Data supplied »
▶

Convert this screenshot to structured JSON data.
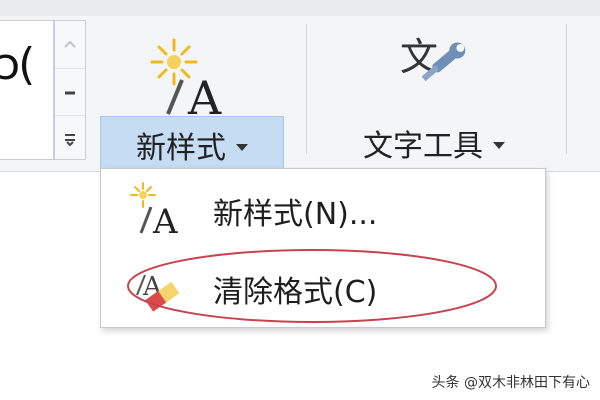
{
  "ribbon": {
    "gallery_preview_text": "ɔ(",
    "new_style_button": {
      "label": "新样式",
      "icon": "new-style-icon"
    },
    "text_tools_button": {
      "label": "文字工具",
      "icon": "text-tools-icon"
    }
  },
  "dropdown": {
    "items": [
      {
        "label": "新样式(N)...",
        "icon": "new-style-icon"
      },
      {
        "label": "清除格式(C)",
        "icon": "clear-format-icon"
      }
    ]
  },
  "watermark": {
    "text": "头条 @双木非林田下有心"
  },
  "colors": {
    "ribbon_bg": "#f4f5f7",
    "button_active": "#c5dcf3",
    "highlight_ellipse": "#c9434f",
    "icon_yellow": "#f1b81f",
    "icon_blue": "#4f80c0"
  }
}
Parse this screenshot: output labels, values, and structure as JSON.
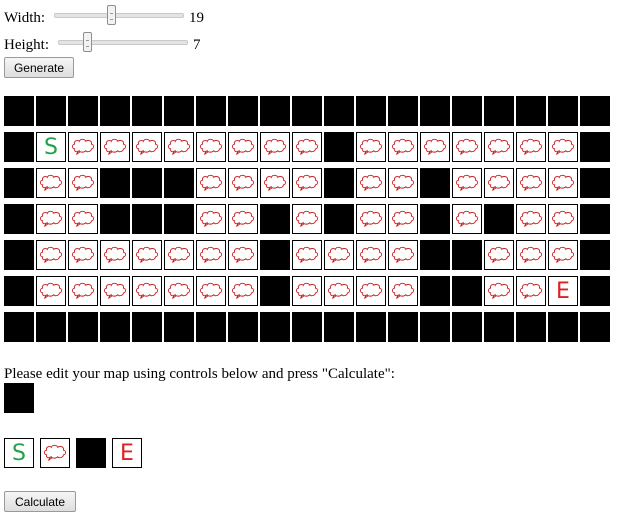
{
  "controls": {
    "width_label": "Width:",
    "width_value": "19",
    "height_label": "Height:",
    "height_value": "7",
    "width_slider_fraction": 0.44,
    "height_slider_fraction": 0.2,
    "generate_label": "Generate"
  },
  "map": {
    "rows": [
      "WWWWWWWWWWWWWWWWWWW",
      "WSOOOOOOOOWOOOOOOOW",
      "WOOWWWOOOOWOOWOOOOW",
      "WOOWWWOOWOWOOWOWOOW",
      "WOOOOOOOWOOOOWWOOOW",
      "WOOOOOOOWOOOOWWOOEW",
      "WWWWWWWWWWWWWWWWWWW"
    ],
    "legend": {
      "W": "wall",
      "O": "open-cloud",
      "S": "start",
      "E": "end"
    },
    "colors": {
      "wall": "#000000",
      "cloud": "#cc2222",
      "start": "#1fa34a",
      "end": "#e02020"
    }
  },
  "editor": {
    "instruction": "Please edit your map using controls below and press \"Calculate\":",
    "selected_tool": "wall",
    "palette": [
      "start",
      "open-cloud",
      "wall",
      "end"
    ],
    "start_glyph": "S",
    "end_glyph": "E",
    "calculate_label": "Calculate"
  }
}
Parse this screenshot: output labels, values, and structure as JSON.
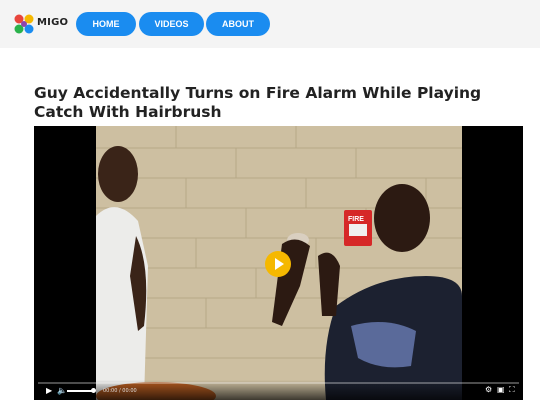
{
  "header": {
    "logo_text": "MIGO",
    "nav": [
      {
        "label": "HOME"
      },
      {
        "label": "VIDEOS"
      },
      {
        "label": "ABOUT"
      }
    ]
  },
  "article": {
    "title": "Guy Accidentally Turns on Fire Alarm While Playing Catch With Hairbrush"
  },
  "player": {
    "time": "00:00 / 00:00",
    "sign_text": "FIRE",
    "icons": [
      "play-icon",
      "volume-icon",
      "settings-icon",
      "pip-icon",
      "fullscreen-icon"
    ],
    "accent": "#f5b800"
  },
  "colors": {
    "nav_button": "#1a8cf0",
    "header_bg": "#f4f4f4"
  }
}
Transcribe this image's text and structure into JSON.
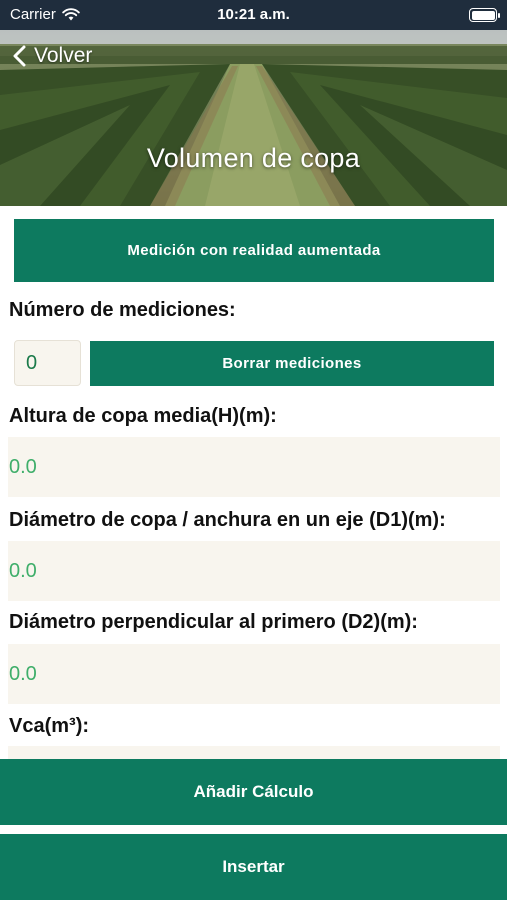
{
  "status_bar": {
    "carrier": "Carrier",
    "time": "10:21 a.m."
  },
  "header": {
    "back_label": "Volver",
    "title": "Volumen de copa"
  },
  "actions": {
    "ar_button_label": "Medición con realidad aumentada",
    "clear_button_label": "Borrar mediciones",
    "add_button_label": "Añadir Cálculo",
    "insert_button_label": "Insertar"
  },
  "measurements": {
    "label": "Número de mediciones:",
    "count": "0"
  },
  "fields": [
    {
      "label": "Altura de copa media(H)(m):",
      "value": "0.0"
    },
    {
      "label": "Diámetro de copa / anchura en un eje (D1)(m):",
      "value": "0.0"
    },
    {
      "label": "Diámetro perpendicular al primero (D2)(m):",
      "value": "0.0"
    },
    {
      "label": "Vca(m³):",
      "value": ""
    }
  ],
  "colors": {
    "primary": "#0d7a5f",
    "field_background": "#f8f5ee",
    "value_text": "#3fae6a",
    "status_bar": "#1f2d3d"
  },
  "icons": {
    "back": "chevron-left-icon",
    "wifi": "wifi-icon",
    "battery": "battery-icon"
  }
}
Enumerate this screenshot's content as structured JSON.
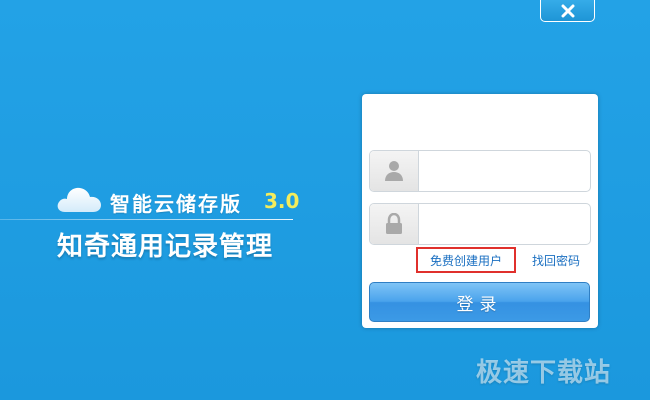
{
  "window": {
    "close_icon": "close-icon",
    "accent_color": "#1f9de2"
  },
  "brand": {
    "logo_icon": "cloud-icon",
    "product_name": "智能云储存版",
    "version": "3.0",
    "title": "知奇通用记录管理"
  },
  "login": {
    "username_icon": "user-icon",
    "username_value": "",
    "password_icon": "lock-icon",
    "password_value": "",
    "register_link": "免费创建用户",
    "forgot_link": "找回密码",
    "submit_label": "登录",
    "highlight_color": "#e0302c"
  },
  "watermark": "极速下载站"
}
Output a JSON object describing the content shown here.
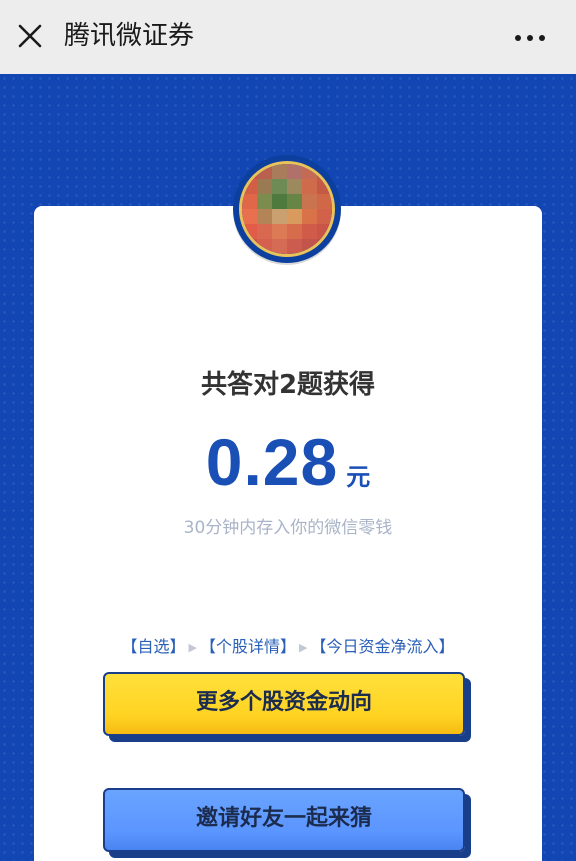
{
  "titlebar": {
    "title": "腾讯微证券",
    "close_icon": "close-icon",
    "more_icon": "more-icon"
  },
  "result": {
    "headline": "共答对2题获得",
    "amount": "0.28",
    "unit": "元",
    "note": "30分钟内存入你的微信零钱"
  },
  "breadcrumb": {
    "items": [
      "【自选】",
      "【个股详情】",
      "【今日资金净流入】"
    ],
    "separator": "▶"
  },
  "buttons": {
    "more_funds": "更多个股资金动向",
    "invite": "邀请好友一起来猜"
  },
  "colors": {
    "background": "#1146b3",
    "accent": "#1a4fb5",
    "button_primary": "#ffd322",
    "button_secondary": "#5b95ff"
  }
}
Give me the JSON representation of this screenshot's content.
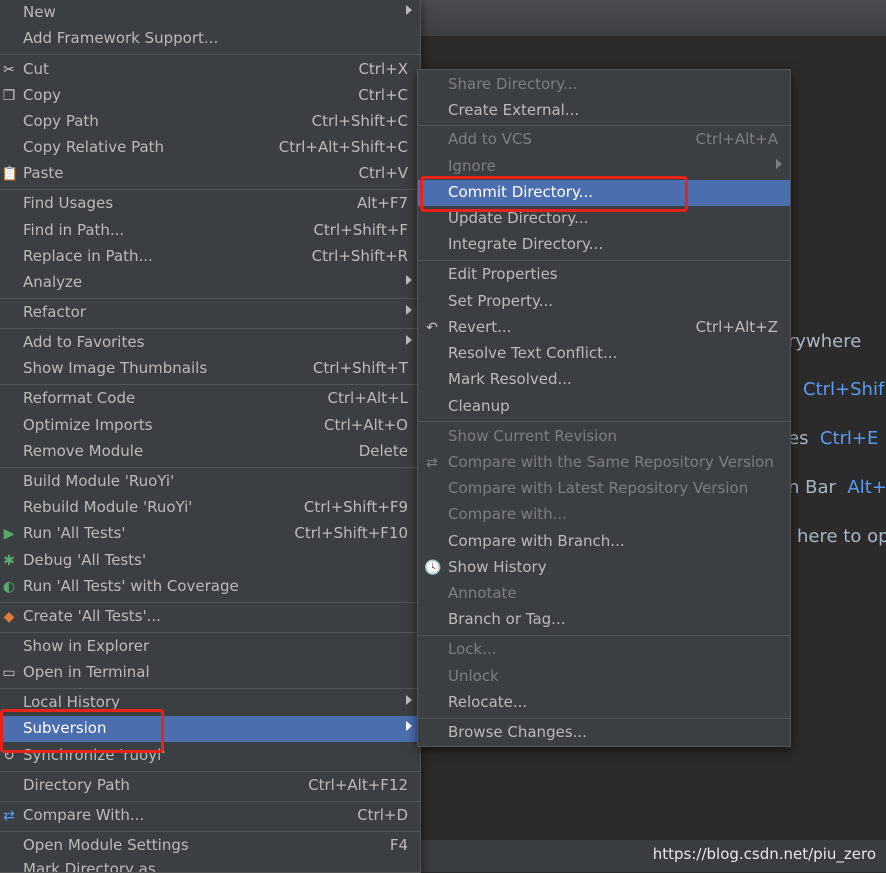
{
  "context_menu": {
    "items": [
      {
        "label": "New",
        "submenu": true
      },
      {
        "label": "Add Framework Support..."
      },
      {
        "label": "Cut",
        "shortcut": "Ctrl+X",
        "icon": "scissors-icon"
      },
      {
        "label": "Copy",
        "shortcut": "Ctrl+C",
        "icon": "copy-icon"
      },
      {
        "label": "Copy Path",
        "shortcut": "Ctrl+Shift+C"
      },
      {
        "label": "Copy Relative Path",
        "shortcut": "Ctrl+Alt+Shift+C"
      },
      {
        "label": "Paste",
        "shortcut": "Ctrl+V",
        "icon": "paste-icon"
      },
      {
        "label": "Find Usages",
        "shortcut": "Alt+F7"
      },
      {
        "label": "Find in Path...",
        "shortcut": "Ctrl+Shift+F"
      },
      {
        "label": "Replace in Path...",
        "shortcut": "Ctrl+Shift+R"
      },
      {
        "label": "Analyze",
        "submenu": true
      },
      {
        "label": "Refactor",
        "submenu": true
      },
      {
        "label": "Add to Favorites",
        "submenu": true
      },
      {
        "label": "Show Image Thumbnails",
        "shortcut": "Ctrl+Shift+T"
      },
      {
        "label": "Reformat Code",
        "shortcut": "Ctrl+Alt+L"
      },
      {
        "label": "Optimize Imports",
        "shortcut": "Ctrl+Alt+O"
      },
      {
        "label": "Remove Module",
        "shortcut": "Delete"
      },
      {
        "label": "Build Module 'RuoYi'"
      },
      {
        "label": "Rebuild Module 'RuoYi'",
        "shortcut": "Ctrl+Shift+F9"
      },
      {
        "label": "Run 'All Tests'",
        "shortcut": "Ctrl+Shift+F10",
        "icon": "run-icon"
      },
      {
        "label": "Debug 'All Tests'",
        "icon": "debug-icon"
      },
      {
        "label": "Run 'All Tests' with Coverage",
        "icon": "coverage-icon"
      },
      {
        "label": "Create 'All Tests'...",
        "icon": "create-test-icon"
      },
      {
        "label": "Show in Explorer"
      },
      {
        "label": "Open in Terminal",
        "icon": "terminal-icon"
      },
      {
        "label": "Local History",
        "submenu": true
      },
      {
        "label": "Subversion",
        "submenu": true,
        "selected": true
      },
      {
        "label": "Synchronize 'ruoyi'",
        "icon": "sync-icon"
      },
      {
        "label": "Directory Path",
        "shortcut": "Ctrl+Alt+F12"
      },
      {
        "label": "Compare With...",
        "shortcut": "Ctrl+D",
        "icon": "compare-icon"
      },
      {
        "label": "Open Module Settings",
        "shortcut": "F4"
      },
      {
        "label": "Mark Directory as"
      }
    ]
  },
  "subversion_menu": {
    "items": [
      {
        "label": "Share Directory...",
        "disabled": true
      },
      {
        "label": "Create External..."
      },
      {
        "label": "Add to VCS",
        "shortcut": "Ctrl+Alt+A",
        "disabled": true
      },
      {
        "label": "Ignore",
        "submenu": true,
        "disabled": true
      },
      {
        "label": "Commit Directory...",
        "selected": true
      },
      {
        "label": "Update Directory..."
      },
      {
        "label": "Integrate Directory..."
      },
      {
        "label": "Edit Properties"
      },
      {
        "label": "Set Property..."
      },
      {
        "label": "Revert...",
        "shortcut": "Ctrl+Alt+Z",
        "icon": "revert-icon"
      },
      {
        "label": "Resolve Text Conflict..."
      },
      {
        "label": "Mark Resolved..."
      },
      {
        "label": "Cleanup"
      },
      {
        "label": "Show Current Revision",
        "disabled": true
      },
      {
        "label": "Compare with the Same Repository Version",
        "disabled": true,
        "icon": "compare-arrows-icon"
      },
      {
        "label": "Compare with Latest Repository Version",
        "disabled": true
      },
      {
        "label": "Compare with...",
        "disabled": true
      },
      {
        "label": "Compare with Branch..."
      },
      {
        "label": "Show History",
        "icon": "history-icon"
      },
      {
        "label": "Annotate",
        "disabled": true
      },
      {
        "label": "Branch or Tag..."
      },
      {
        "label": "Lock...",
        "disabled": true
      },
      {
        "label": "Unlock",
        "disabled": true
      },
      {
        "label": "Relocate..."
      },
      {
        "label": "Browse Changes..."
      }
    ]
  },
  "editor": {
    "hints": [
      {
        "text": "rywhere",
        "key": ""
      },
      {
        "text": "",
        "key": "Ctrl+Shif"
      },
      {
        "text": "es",
        "key": "Ctrl+E"
      },
      {
        "text": "n Bar",
        "key": "Alt+"
      },
      {
        "text": "here to op",
        "key": ""
      }
    ]
  },
  "watermark": "https://blog.csdn.net/piu_zero",
  "colors": {
    "menu_bg": "#3c3f41",
    "selection": "#4b6eaf",
    "highlight_box": "#e8231c",
    "editor_bg": "#2b2b2b",
    "key_blue": "#589df6"
  }
}
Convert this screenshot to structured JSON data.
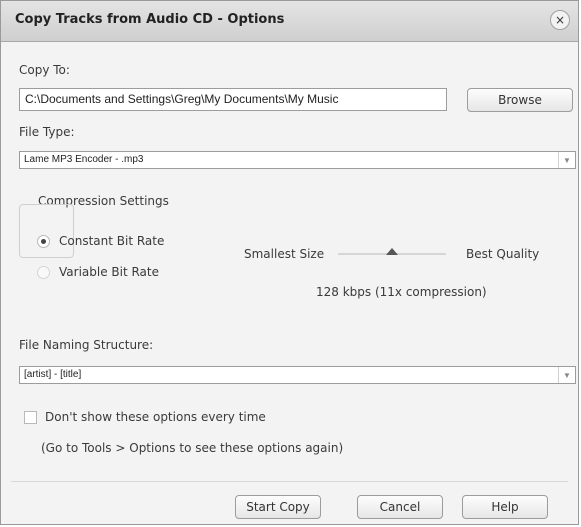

◀

Identify each line in the records above containing the word "Repository"; copy those lines.

The response »
        "label": "Compare with the Same Repository Version",
        "label": "Compare with Latest Repository Version",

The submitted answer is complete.